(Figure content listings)
################

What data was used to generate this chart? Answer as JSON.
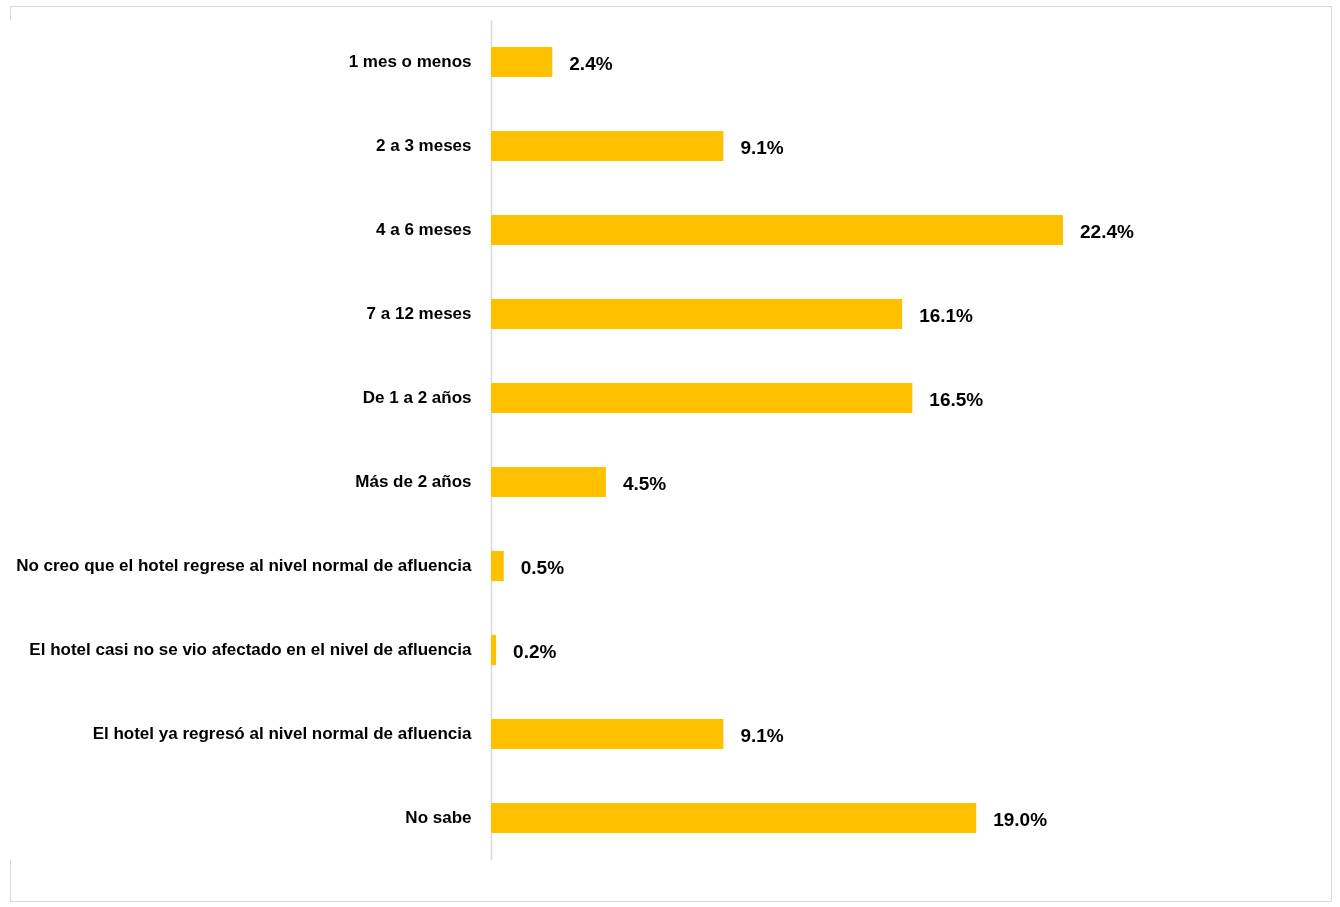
{
  "chart_data": {
    "type": "bar",
    "orientation": "horizontal",
    "categories": [
      "1 mes o menos",
      "2 a 3 meses",
      "4 a 6 meses",
      "7 a 12 meses",
      "De 1 a 2 años",
      "Más de 2 años",
      "No creo que el hotel regrese al nivel normal de afluencia",
      "El hotel casi no se vio afectado en el nivel de afluencia",
      "El hotel ya regresó al nivel normal de afluencia",
      "No sabe"
    ],
    "values": [
      2.4,
      9.1,
      22.4,
      16.1,
      16.5,
      4.5,
      0.5,
      0.2,
      9.1,
      19.0
    ],
    "value_labels": [
      "2.4%",
      "9.1%",
      "22.4%",
      "16.1%",
      "16.5%",
      "4.5%",
      "0.5%",
      "0.2%",
      "9.1%",
      "19.0%"
    ],
    "color": "#ffc000"
  }
}
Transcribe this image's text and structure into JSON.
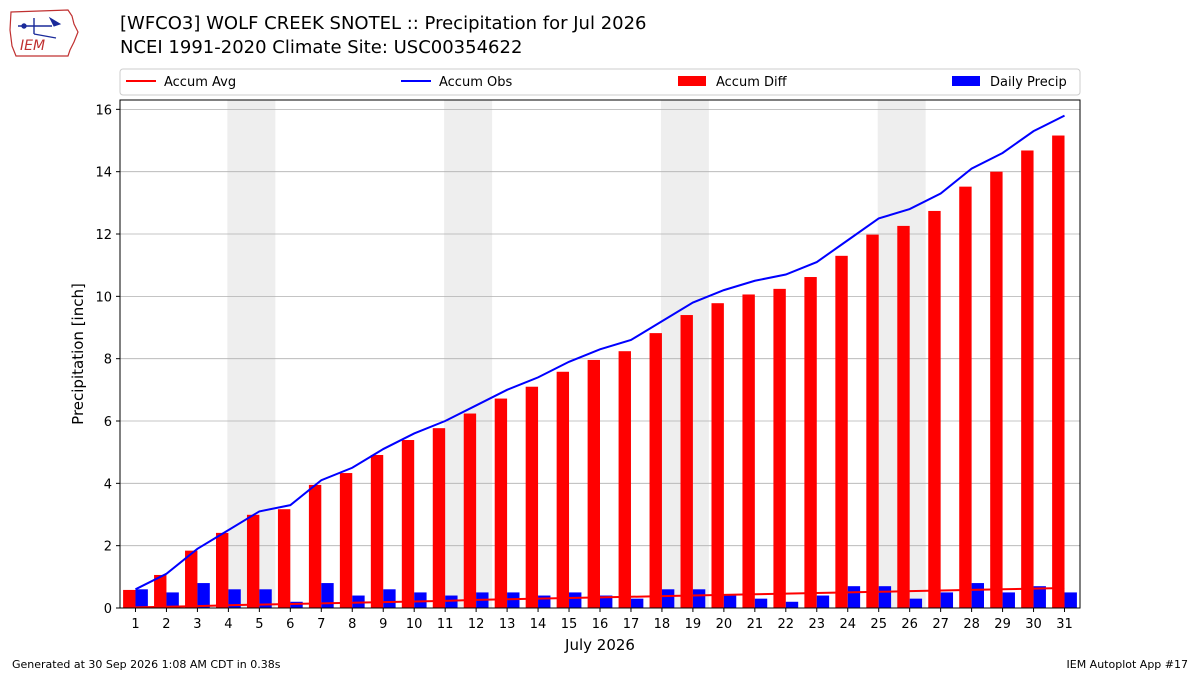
{
  "header": {
    "logo_text": "IEM",
    "title_line1": "[WFCO3] WOLF CREEK SNOTEL :: Precipitation for Jul 2026",
    "title_line2": "NCEI 1991-2020 Climate Site: USC00354622"
  },
  "footer": {
    "left": "Generated at 30 Sep 2026 1:08 AM CDT in 0.38s",
    "right": "IEM Autoplot App #17"
  },
  "chart_data": {
    "type": "bar",
    "xlabel": "July 2026",
    "ylabel": "Precipitation [inch]",
    "ylim": [
      0,
      16.3
    ],
    "yticks": [
      0,
      2,
      4,
      6,
      8,
      10,
      12,
      14,
      16
    ],
    "grid": true,
    "legend": "top, horizontal",
    "categories": [
      "1",
      "2",
      "3",
      "4",
      "5",
      "6",
      "7",
      "8",
      "9",
      "10",
      "11",
      "12",
      "13",
      "14",
      "15",
      "16",
      "17",
      "18",
      "19",
      "20",
      "21",
      "22",
      "23",
      "24",
      "25",
      "26",
      "27",
      "28",
      "29",
      "30",
      "31"
    ],
    "shaded_days": [
      [
        "4",
        "5"
      ],
      [
        "11",
        "12"
      ],
      [
        "18",
        "19"
      ],
      [
        "25",
        "26"
      ]
    ],
    "series": [
      {
        "name": "Accum Avg",
        "kind": "line",
        "color": "#ff0000",
        "values": [
          0.02,
          0.04,
          0.06,
          0.09,
          0.11,
          0.13,
          0.15,
          0.17,
          0.19,
          0.21,
          0.23,
          0.26,
          0.28,
          0.3,
          0.32,
          0.34,
          0.36,
          0.38,
          0.4,
          0.42,
          0.44,
          0.46,
          0.48,
          0.5,
          0.52,
          0.54,
          0.56,
          0.58,
          0.6,
          0.62,
          0.64
        ]
      },
      {
        "name": "Accum Obs",
        "kind": "line",
        "color": "#0000ff",
        "values": [
          0.6,
          1.1,
          1.9,
          2.5,
          3.1,
          3.3,
          4.1,
          4.5,
          5.1,
          5.6,
          6.0,
          6.5,
          7.0,
          7.4,
          7.9,
          8.3,
          8.6,
          9.2,
          9.8,
          10.2,
          10.5,
          10.7,
          11.1,
          11.8,
          12.5,
          12.8,
          13.3,
          14.1,
          14.6,
          15.3,
          15.8
        ]
      },
      {
        "name": "Accum Diff",
        "kind": "bar",
        "color": "#ff0000",
        "values": [
          0.58,
          1.06,
          1.84,
          2.41,
          2.99,
          3.17,
          3.95,
          4.33,
          4.91,
          5.39,
          5.77,
          6.24,
          6.72,
          7.1,
          7.58,
          7.96,
          8.24,
          8.82,
          9.4,
          9.78,
          10.06,
          10.24,
          10.62,
          11.3,
          11.98,
          12.26,
          12.74,
          13.52,
          14.0,
          14.68,
          15.16
        ]
      },
      {
        "name": "Daily Precip",
        "kind": "bar",
        "color": "#0000ff",
        "values": [
          0.6,
          0.5,
          0.8,
          0.6,
          0.6,
          0.2,
          0.8,
          0.4,
          0.6,
          0.5,
          0.4,
          0.5,
          0.5,
          0.4,
          0.5,
          0.4,
          0.3,
          0.6,
          0.6,
          0.4,
          0.3,
          0.2,
          0.4,
          0.7,
          0.7,
          0.3,
          0.5,
          0.8,
          0.5,
          0.7,
          0.5
        ]
      }
    ]
  }
}
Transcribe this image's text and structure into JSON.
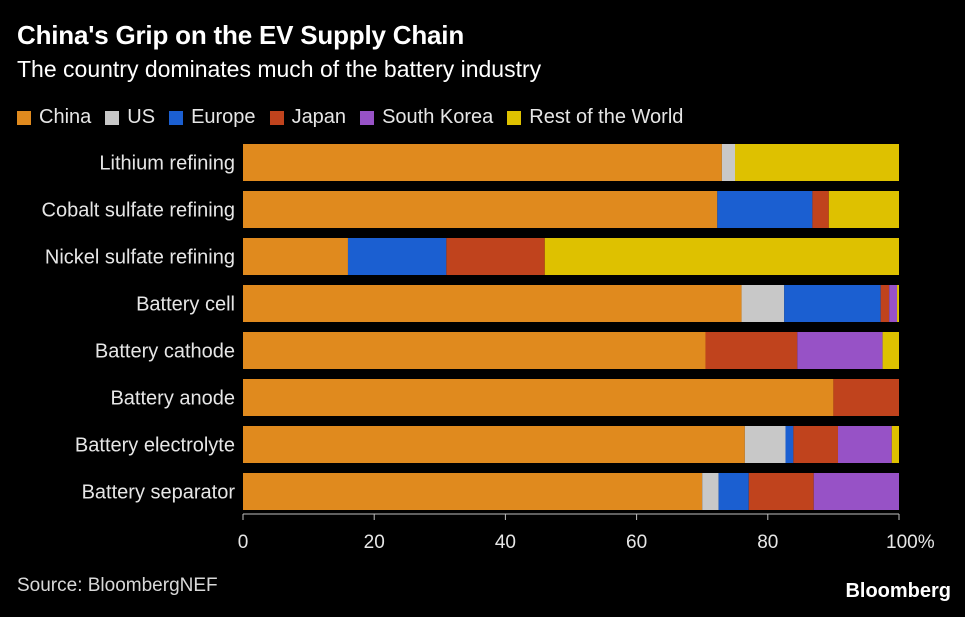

################

** WHAT IS EXPECTED **
Search the listing for the string "Precipitation". Copy each line where it turns up.

** FULL OUTPUT **
    "title_line1": "[WFCO3] WOLF CREEK SNOTEL :: Precipitation for Jul 2026",
    "ylabel": "Precipitation [inch]",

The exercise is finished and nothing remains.